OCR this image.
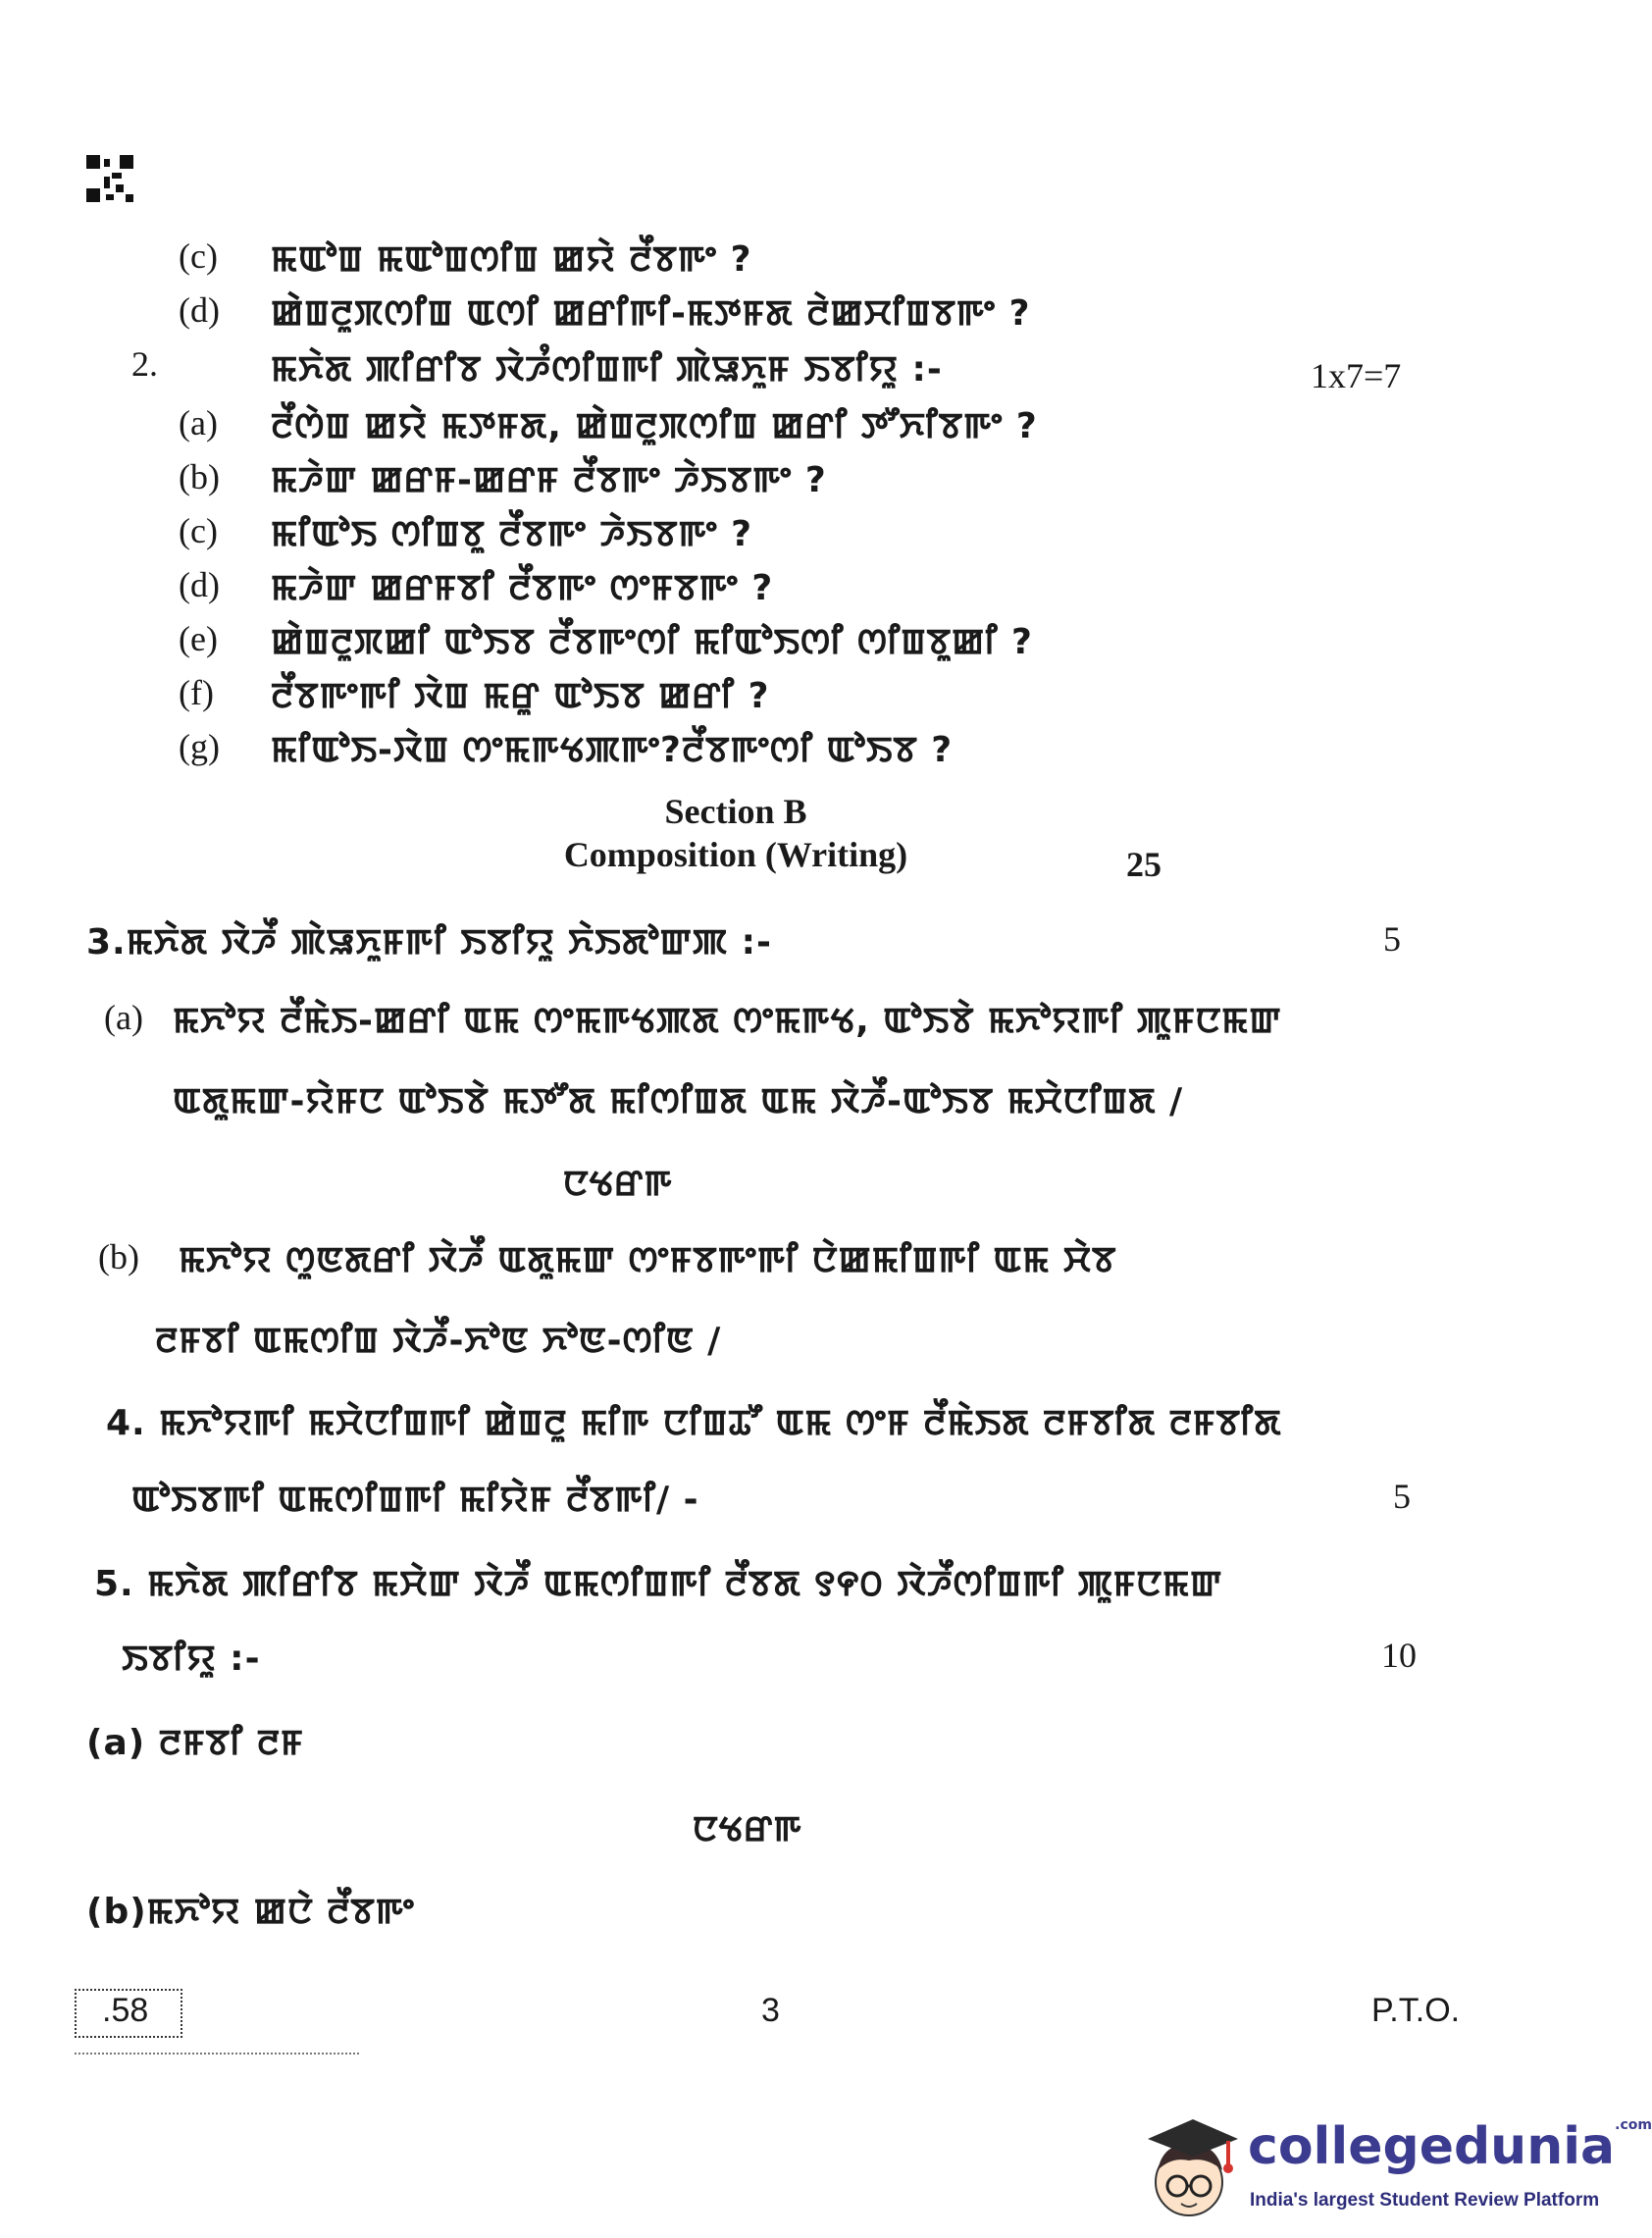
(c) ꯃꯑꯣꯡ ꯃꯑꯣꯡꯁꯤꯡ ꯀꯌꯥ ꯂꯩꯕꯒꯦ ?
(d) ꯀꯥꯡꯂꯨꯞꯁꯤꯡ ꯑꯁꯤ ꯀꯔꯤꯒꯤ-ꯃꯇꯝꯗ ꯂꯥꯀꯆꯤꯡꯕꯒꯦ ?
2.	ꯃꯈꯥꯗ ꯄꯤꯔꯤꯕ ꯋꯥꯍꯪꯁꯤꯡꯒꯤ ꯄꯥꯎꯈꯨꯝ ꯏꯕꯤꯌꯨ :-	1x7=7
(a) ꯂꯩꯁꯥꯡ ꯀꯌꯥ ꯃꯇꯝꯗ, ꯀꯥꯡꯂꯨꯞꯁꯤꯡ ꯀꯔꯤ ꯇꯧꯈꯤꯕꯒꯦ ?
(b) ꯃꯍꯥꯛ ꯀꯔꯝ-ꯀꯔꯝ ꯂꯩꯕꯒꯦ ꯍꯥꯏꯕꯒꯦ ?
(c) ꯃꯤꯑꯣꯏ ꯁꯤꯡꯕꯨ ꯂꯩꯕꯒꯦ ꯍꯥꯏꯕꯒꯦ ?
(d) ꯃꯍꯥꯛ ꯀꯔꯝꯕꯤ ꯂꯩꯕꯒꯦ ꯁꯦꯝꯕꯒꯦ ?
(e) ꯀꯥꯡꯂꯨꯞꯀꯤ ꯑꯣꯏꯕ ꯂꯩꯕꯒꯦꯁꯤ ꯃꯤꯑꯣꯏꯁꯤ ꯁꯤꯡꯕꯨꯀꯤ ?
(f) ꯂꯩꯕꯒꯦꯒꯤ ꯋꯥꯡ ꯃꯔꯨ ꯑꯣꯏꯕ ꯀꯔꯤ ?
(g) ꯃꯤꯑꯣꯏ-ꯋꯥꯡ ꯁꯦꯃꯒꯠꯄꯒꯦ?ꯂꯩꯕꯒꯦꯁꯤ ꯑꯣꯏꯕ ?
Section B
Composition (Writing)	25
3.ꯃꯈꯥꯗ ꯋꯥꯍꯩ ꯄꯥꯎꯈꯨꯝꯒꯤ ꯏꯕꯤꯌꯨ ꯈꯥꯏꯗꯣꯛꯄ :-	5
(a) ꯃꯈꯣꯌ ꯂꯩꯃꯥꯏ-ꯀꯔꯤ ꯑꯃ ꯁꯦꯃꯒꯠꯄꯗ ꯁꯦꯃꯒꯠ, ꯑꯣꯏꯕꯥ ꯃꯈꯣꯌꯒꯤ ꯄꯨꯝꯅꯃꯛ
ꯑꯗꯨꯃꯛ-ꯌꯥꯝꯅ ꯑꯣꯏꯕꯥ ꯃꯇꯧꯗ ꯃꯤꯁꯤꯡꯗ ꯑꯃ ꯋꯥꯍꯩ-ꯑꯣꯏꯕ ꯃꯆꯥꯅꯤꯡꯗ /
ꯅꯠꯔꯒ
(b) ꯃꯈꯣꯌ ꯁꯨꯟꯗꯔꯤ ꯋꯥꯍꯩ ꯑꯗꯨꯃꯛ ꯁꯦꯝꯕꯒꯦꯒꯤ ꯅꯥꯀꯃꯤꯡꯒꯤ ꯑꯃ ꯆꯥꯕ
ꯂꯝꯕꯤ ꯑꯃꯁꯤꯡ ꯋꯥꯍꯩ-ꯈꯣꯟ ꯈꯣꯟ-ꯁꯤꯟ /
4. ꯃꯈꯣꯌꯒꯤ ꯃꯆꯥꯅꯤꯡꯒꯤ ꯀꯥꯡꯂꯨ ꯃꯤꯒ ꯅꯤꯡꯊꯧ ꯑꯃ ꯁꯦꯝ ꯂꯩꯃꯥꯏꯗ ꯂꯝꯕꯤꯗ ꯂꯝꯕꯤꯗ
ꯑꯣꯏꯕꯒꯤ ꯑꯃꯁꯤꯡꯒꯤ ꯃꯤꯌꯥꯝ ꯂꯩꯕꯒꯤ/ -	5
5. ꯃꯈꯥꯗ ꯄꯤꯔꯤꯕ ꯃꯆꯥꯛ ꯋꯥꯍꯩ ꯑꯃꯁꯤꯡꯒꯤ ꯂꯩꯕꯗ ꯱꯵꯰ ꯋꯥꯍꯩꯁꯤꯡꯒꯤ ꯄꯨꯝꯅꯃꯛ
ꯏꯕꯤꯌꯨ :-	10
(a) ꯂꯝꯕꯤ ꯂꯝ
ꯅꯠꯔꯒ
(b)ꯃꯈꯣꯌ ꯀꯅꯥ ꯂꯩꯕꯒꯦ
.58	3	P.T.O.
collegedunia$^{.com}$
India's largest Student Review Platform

__Written problem__. Except for the pictures, give all the material above again verbatim.

__Task output__.
OCR this image.
(c) ꯃꯑꯣꯡ ꯃꯑꯣꯡꯁꯤꯡ ꯀꯌꯥ ꯂꯩꯕꯒꯦ ?
(d) ꯀꯥꯡꯂꯨꯞꯁꯤꯡ ꯑꯁꯤ ꯀꯔꯤꯒꯤ-ꯃꯇꯝꯗ ꯂꯥꯀꯆꯤꯡꯕꯒꯦ ?
2.	ꯃꯈꯥꯗ ꯄꯤꯔꯤꯕ ꯋꯥꯍꯪꯁꯤꯡꯒꯤ ꯄꯥꯎꯈꯨꯝ ꯏꯕꯤꯌꯨ :-	1x7=7
(a) ꯂꯩꯁꯥꯡ ꯀꯌꯥ ꯃꯇꯝꯗ, ꯀꯥꯡꯂꯨꯞꯁꯤꯡ ꯀꯔꯤ ꯇꯧꯈꯤꯕꯒꯦ ?
(b) ꯃꯍꯥꯛ ꯀꯔꯝ-ꯀꯔꯝ ꯂꯩꯕꯒꯦ ꯍꯥꯏꯕꯒꯦ ?
(c) ꯃꯤꯑꯣꯏ ꯁꯤꯡꯕꯨ ꯂꯩꯕꯒꯦ ꯍꯥꯏꯕꯒꯦ ?
(d) ꯃꯍꯥꯛ ꯀꯔꯝꯕꯤ ꯂꯩꯕꯒꯦ ꯁꯦꯝꯕꯒꯦ ?
(e) ꯀꯥꯡꯂꯨꯞꯀꯤ ꯑꯣꯏꯕ ꯂꯩꯕꯒꯦꯁꯤ ꯃꯤꯑꯣꯏꯁꯤ ꯁꯤꯡꯕꯨꯀꯤ ?
(f) ꯂꯩꯕꯒꯦꯒꯤ ꯋꯥꯡ ꯃꯔꯨ ꯑꯣꯏꯕ ꯀꯔꯤ ?
(g) ꯃꯤꯑꯣꯏ-ꯋꯥꯡ ꯁꯦꯃꯒꯠꯄꯒꯦ?ꯂꯩꯕꯒꯦꯁꯤ ꯑꯣꯏꯕ ?
Section B
Composition (Writing)	25
3.ꯃꯈꯥꯗ ꯋꯥꯍꯩ ꯄꯥꯎꯈꯨꯝꯒꯤ ꯏꯕꯤꯌꯨ ꯈꯥꯏꯗꯣꯛꯄ :-	5
(a) ꯃꯈꯣꯌ ꯂꯩꯃꯥꯏ-ꯀꯔꯤ ꯑꯃ ꯁꯦꯃꯒꯠꯄꯗ ꯁꯦꯃꯒꯠ, ꯑꯣꯏꯕꯥ ꯃꯈꯣꯌꯒꯤ ꯄꯨꯝꯅꯃꯛ
ꯑꯗꯨꯃꯛ-ꯌꯥꯝꯅ ꯑꯣꯏꯕꯥ ꯃꯇꯧꯗ ꯃꯤꯁꯤꯡꯗ ꯑꯃ ꯋꯥꯍꯩ-ꯑꯣꯏꯕ ꯃꯆꯥꯅꯤꯡꯗ /
ꯅꯠꯔꯒ
(b) ꯃꯈꯣꯌ ꯁꯨꯟꯗꯔꯤ ꯋꯥꯍꯩ ꯑꯗꯨꯃꯛ ꯁꯦꯝꯕꯒꯦꯒꯤ ꯅꯥꯀꯃꯤꯡꯒꯤ ꯑꯃ ꯆꯥꯕ
ꯂꯝꯕꯤ ꯑꯃꯁꯤꯡ ꯋꯥꯍꯩ-ꯈꯣꯟ ꯈꯣꯟ-ꯁꯤꯟ /
4. ꯃꯈꯣꯌꯒꯤ ꯃꯆꯥꯅꯤꯡꯒꯤ ꯀꯥꯡꯂꯨ ꯃꯤꯒ ꯅꯤꯡꯊꯧ ꯑꯃ ꯁꯦꯝ ꯂꯩꯃꯥꯏꯗ ꯂꯝꯕꯤꯗ ꯂꯝꯕꯤꯗ
ꯑꯣꯏꯕꯒꯤ ꯑꯃꯁꯤꯡꯒꯤ ꯃꯤꯌꯥꯝ ꯂꯩꯕꯒꯤ/ -	5
5. ꯃꯈꯥꯗ ꯄꯤꯔꯤꯕ ꯃꯆꯥꯛ ꯋꯥꯍꯩ ꯑꯃꯁꯤꯡꯒꯤ ꯂꯩꯕꯗ ꯱꯵꯰ ꯋꯥꯍꯩꯁꯤꯡꯒꯤ ꯄꯨꯝꯅꯃꯛ
ꯏꯕꯤꯌꯨ :-	10
(a) ꯂꯝꯕꯤ ꯂꯝ
ꯅꯠꯔꯒ
(b)ꯃꯈꯣꯌ ꯀꯅꯥ ꯂꯩꯕꯒꯦ
.58	3	P.T.O.
collegedunia$^{.com}$
India's largest Student Review Platform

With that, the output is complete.